▶ What is asked
Using the Passover text below, explain in one to three sentences why some families from Eastern Europe use a boiled potato for the spring vegetable.

Passover, like many of our holidays, combines the celebration of an event from our Jewish memory with a recognition of the cycles of nature. As we remember the liberation from Egypt, we also recognize the stirrings of spring and rebirth happening in the world around us. The symbols on our table bring together elements of both kinds of celebration.

We now take a vegetable, representing our joy at the dawning of spring after our long, cold winter. Most families use a green vegetable, such as parsley or celery, but some families from Eastern Europe have a tradition of using a boiled potato since greens were hard to come by at Passover time. Whatever symbol of spring and sustenance we’re using, we now dip it into salt water, a symbol of the tears our ancestors shed as slaves. Before we eat it, we recite a short blessing:

בָּרוּךְ אַתָּה יְיָ, אֱלֹהֵינוּ מֶלֶךְ הָעוֹלָם, בּוֹרֵא פְּרִי הָאֲדָמָה

Baruch Atah Adonai, Eloheinu Melech ha-olam, borei p’ree ha-adama.

We praise God, Ruler of Everything, who creates the fruits of the earth.

We look forward to spring and the reawakening of flowers and greenery. They haven’t been lost, just buried beneath the snow, getting ready for reappearance just when we most needed them.

-

We all have aspects of ourselves that sometimes get buried under the stresses of our busy lives. What has this winter taught us? What elements of our own lives do we hope to revive this spring?

Yachatz
Source : http://www.jewbelong.com/passover/

BREAKING THE MIDDLE MATZO

There are three pieces of matzo stacked on the table. We now break the middle matzo into two pieces. One piece is called the Afikomen, literally “dessert” in Greek. The Afikomen is hidden and must be found before the Seder can be finished.

We eat matzah in memory of the quick flight of our ancestors from Egypt. As slaves, they had faced many false starts before finally being let go. So when the word of their freedom came, they took whatever dough they had and ran before it had the chance to rise, leaving it looking something like matzo.

Uncover and hold up the three pieces of matzah and say together: This is the bread of poverty which our ancestors ate in the land of Egypt. All who are hungry, come and eat; all who are needy, come and celebrate Passover with us. This year we are here; next year we will be in Israel. This year we are slaves; next year we will be free.

-- Four Questions
Source : http://www.jewbelong.com/passover/

The telling of the story of Passover is framed as a discussion with questions and answers. The tradition that the youngest person asks the questions reflects the idea of involving everyone at the Seder.

(Layout annotation data)
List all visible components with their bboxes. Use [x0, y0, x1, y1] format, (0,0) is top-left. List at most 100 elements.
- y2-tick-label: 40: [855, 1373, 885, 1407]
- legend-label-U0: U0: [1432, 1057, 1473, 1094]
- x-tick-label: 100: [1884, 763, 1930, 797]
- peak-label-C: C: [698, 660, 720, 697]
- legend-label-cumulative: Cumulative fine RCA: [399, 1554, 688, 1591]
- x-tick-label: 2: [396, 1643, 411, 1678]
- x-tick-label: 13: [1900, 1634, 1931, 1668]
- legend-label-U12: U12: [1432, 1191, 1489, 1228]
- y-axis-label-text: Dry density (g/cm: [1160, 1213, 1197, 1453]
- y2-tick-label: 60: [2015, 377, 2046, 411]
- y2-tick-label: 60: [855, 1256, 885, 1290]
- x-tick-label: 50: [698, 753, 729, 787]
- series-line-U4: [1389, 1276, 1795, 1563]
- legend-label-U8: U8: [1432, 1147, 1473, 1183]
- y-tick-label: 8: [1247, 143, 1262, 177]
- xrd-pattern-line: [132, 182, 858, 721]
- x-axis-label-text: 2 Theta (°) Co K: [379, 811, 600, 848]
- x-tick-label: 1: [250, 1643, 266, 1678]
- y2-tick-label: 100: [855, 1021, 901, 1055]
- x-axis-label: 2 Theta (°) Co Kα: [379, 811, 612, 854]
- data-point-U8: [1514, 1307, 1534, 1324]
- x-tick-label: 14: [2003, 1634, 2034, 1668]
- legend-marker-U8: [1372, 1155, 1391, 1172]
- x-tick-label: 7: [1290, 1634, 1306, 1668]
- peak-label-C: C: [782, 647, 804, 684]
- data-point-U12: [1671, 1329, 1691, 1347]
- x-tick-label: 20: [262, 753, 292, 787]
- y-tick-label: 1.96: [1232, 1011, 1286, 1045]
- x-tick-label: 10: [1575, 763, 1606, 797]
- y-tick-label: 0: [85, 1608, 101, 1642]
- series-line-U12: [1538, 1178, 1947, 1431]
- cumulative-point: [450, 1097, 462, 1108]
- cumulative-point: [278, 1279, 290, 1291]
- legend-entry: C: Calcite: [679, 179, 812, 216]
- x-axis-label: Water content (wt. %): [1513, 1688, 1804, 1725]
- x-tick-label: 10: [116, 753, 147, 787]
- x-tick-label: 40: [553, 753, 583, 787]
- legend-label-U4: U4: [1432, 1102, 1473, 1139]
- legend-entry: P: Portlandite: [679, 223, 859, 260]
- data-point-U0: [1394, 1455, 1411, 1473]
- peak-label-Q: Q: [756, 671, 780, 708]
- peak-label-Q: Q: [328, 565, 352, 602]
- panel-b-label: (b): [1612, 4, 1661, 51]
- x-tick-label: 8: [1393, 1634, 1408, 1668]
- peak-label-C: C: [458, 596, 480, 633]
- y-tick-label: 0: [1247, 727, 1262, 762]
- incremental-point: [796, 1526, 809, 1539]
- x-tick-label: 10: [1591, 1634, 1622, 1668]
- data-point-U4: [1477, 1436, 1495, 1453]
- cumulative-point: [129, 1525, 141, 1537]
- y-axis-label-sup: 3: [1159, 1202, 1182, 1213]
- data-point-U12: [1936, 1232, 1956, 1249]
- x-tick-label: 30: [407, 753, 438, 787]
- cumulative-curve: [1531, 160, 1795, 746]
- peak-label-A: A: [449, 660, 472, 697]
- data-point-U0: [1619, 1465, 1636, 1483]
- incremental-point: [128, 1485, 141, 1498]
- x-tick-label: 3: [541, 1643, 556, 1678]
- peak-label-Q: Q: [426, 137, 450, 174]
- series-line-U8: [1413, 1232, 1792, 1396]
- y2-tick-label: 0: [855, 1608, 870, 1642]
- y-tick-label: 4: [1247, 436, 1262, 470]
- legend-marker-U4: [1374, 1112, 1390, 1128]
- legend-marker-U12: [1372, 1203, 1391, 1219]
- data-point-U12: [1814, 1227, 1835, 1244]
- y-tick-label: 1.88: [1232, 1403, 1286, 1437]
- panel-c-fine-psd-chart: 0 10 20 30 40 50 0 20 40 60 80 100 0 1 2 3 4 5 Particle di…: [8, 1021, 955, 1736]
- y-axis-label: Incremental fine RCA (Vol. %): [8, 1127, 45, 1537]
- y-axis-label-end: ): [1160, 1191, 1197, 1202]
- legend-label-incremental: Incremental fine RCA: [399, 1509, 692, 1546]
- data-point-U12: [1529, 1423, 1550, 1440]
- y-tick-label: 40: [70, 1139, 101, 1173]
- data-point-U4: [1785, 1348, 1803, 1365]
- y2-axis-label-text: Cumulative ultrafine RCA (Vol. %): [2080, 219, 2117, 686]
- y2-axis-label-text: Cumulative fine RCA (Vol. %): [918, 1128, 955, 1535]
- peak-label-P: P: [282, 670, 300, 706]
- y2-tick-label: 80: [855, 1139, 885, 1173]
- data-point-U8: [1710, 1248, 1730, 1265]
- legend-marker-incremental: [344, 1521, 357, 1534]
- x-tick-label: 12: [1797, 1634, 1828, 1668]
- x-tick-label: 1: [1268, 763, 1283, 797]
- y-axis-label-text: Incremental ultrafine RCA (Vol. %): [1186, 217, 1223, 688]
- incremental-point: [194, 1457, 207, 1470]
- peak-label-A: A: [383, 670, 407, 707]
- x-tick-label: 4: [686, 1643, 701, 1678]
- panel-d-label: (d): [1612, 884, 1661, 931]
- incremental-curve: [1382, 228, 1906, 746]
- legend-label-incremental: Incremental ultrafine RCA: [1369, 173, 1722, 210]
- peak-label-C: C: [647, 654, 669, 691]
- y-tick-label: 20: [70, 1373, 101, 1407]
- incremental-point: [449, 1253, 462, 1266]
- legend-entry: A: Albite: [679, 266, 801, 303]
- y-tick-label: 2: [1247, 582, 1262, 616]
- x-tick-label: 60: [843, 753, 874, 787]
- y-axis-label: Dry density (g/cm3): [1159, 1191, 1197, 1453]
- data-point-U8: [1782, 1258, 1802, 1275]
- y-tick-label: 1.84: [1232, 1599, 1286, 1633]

▶ Completed exercise
Greens were hard to come by at Passover time, so these families have a tradition of using a boiled potato instead of a green vegetable such as parsley or celery.